> Written request 1: Reproduce the rows that follow word for word, beginning with the first row and ending after the row that contains "- cell-N[interactable]: [455, 648, 607, 667]".

> Document text:
=-=-=

There are also some tests that are prima facie relevant to other codes, at least on the basis of the description provided—e.g., both Athena and Gizmo deploy a selective application of two Riemann solvers, including one (the Roe solver) that can give unphysical results if applied incorrectly, but only Athena presents the Einfeldt strong rarefaction test to establish that this will not cause a problem. This may simply be an indication that the problem is no longer of particular concern, or that the Roe solver was tested in Gizmo but the test was not considered important enough to include in the methods paper.

Additionally, some tests that are common among the various codes are nonetheless used for purposes that do not entirely overlap between codes. The most clear example of this is the distinct use of some common tests by stationary grid codes to test for artificial symmetry breaking along grid axes—e.g., the various shocktubes and blast waves are used in SPH and non-stationary grid codes to test their abilities to handle shocks and contact discontinuities, but in stationary grid codes they can be run both aligned and inclined to the static grid to test for artificial symmetry breaking along grid lines.

=-=-=

> Written request 2: In the passage on code tests, which code presents the Einfeldt strong rarefaction test?

=-=-=

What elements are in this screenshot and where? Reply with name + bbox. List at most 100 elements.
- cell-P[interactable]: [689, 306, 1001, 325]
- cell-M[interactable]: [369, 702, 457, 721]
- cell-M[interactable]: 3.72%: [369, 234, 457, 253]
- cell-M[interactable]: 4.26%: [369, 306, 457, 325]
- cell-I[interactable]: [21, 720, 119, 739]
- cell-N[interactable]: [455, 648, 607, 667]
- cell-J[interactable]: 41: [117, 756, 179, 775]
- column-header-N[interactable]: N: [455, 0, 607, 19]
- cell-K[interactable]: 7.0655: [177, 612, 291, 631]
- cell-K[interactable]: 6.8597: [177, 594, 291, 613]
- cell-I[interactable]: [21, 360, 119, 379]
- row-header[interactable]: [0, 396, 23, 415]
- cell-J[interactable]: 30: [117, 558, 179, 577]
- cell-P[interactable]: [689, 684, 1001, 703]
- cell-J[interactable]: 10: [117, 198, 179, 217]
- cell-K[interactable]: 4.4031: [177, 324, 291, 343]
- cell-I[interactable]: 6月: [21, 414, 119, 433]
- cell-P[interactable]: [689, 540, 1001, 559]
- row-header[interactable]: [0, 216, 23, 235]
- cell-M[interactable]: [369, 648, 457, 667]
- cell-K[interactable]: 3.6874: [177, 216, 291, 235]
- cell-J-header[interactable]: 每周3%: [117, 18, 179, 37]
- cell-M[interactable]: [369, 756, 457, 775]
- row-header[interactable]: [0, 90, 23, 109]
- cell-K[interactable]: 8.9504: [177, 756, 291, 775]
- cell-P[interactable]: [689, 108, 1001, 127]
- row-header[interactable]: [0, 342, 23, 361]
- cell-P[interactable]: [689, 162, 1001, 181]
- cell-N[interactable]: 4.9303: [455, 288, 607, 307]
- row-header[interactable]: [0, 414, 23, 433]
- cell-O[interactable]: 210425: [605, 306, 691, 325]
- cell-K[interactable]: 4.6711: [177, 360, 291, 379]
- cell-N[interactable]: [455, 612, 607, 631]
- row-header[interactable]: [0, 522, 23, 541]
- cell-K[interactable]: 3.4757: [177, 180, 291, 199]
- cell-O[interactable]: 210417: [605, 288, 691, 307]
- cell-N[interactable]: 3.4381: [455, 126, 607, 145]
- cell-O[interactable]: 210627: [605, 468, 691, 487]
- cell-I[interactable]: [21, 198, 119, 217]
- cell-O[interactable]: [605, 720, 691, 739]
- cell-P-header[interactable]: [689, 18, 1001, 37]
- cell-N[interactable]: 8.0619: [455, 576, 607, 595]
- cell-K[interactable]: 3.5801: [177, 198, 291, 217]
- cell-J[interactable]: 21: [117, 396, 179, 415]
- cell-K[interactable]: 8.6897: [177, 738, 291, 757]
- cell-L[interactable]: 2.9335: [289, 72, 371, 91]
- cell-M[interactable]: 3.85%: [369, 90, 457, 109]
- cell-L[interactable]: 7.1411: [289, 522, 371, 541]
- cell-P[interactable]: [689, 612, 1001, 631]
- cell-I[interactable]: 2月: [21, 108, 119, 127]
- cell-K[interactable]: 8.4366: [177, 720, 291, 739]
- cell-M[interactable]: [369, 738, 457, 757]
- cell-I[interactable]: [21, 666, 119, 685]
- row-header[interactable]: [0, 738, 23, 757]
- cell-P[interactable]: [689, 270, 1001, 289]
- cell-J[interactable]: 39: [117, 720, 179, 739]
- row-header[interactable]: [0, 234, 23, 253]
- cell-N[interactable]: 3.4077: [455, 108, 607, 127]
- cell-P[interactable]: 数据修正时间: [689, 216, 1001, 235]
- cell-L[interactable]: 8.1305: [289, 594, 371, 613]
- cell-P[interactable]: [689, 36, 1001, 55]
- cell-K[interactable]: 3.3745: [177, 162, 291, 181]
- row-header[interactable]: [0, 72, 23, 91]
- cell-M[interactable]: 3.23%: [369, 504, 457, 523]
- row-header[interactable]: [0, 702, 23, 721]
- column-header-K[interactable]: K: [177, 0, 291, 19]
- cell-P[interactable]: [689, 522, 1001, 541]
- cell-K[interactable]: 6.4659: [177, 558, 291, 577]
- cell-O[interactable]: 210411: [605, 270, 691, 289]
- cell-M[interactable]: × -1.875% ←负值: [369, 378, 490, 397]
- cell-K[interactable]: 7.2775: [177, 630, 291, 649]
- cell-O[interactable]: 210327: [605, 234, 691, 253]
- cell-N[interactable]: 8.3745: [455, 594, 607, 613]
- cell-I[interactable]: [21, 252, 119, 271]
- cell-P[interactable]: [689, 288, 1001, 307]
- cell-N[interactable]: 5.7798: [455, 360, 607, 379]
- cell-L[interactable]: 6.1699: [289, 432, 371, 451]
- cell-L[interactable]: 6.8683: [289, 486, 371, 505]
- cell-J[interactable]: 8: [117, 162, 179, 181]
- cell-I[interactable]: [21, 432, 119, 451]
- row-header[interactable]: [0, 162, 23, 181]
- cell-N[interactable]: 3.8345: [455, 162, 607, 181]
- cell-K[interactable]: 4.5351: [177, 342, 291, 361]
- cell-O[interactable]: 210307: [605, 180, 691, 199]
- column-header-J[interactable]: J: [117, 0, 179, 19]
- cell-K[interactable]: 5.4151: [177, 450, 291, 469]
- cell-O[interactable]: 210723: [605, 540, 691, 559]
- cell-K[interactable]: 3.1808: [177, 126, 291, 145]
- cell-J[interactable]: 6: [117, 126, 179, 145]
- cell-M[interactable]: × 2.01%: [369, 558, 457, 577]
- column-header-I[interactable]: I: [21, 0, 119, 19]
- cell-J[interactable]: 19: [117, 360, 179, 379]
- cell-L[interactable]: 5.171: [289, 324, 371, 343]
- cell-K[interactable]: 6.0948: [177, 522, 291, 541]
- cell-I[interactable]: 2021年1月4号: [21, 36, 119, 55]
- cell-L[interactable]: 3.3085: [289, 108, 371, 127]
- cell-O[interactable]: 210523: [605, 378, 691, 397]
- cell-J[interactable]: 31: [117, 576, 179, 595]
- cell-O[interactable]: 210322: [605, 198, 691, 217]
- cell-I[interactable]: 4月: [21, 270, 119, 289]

=-=-=

> Exercise response 1:
What elements are in this screenshot and where? Reply with name + bbox. List at most 100 elements.
- cell-P[interactable]: [689, 306, 1001, 325]
- cell-M[interactable]: [369, 702, 457, 721]
- cell-M[interactable]: 3.72%: [369, 234, 457, 253]
- cell-M[interactable]: 4.26%: [369, 306, 457, 325]
- cell-I[interactable]: [21, 720, 119, 739]
- cell-N[interactable]: [455, 648, 607, 667]

> Exercise response 2: Athena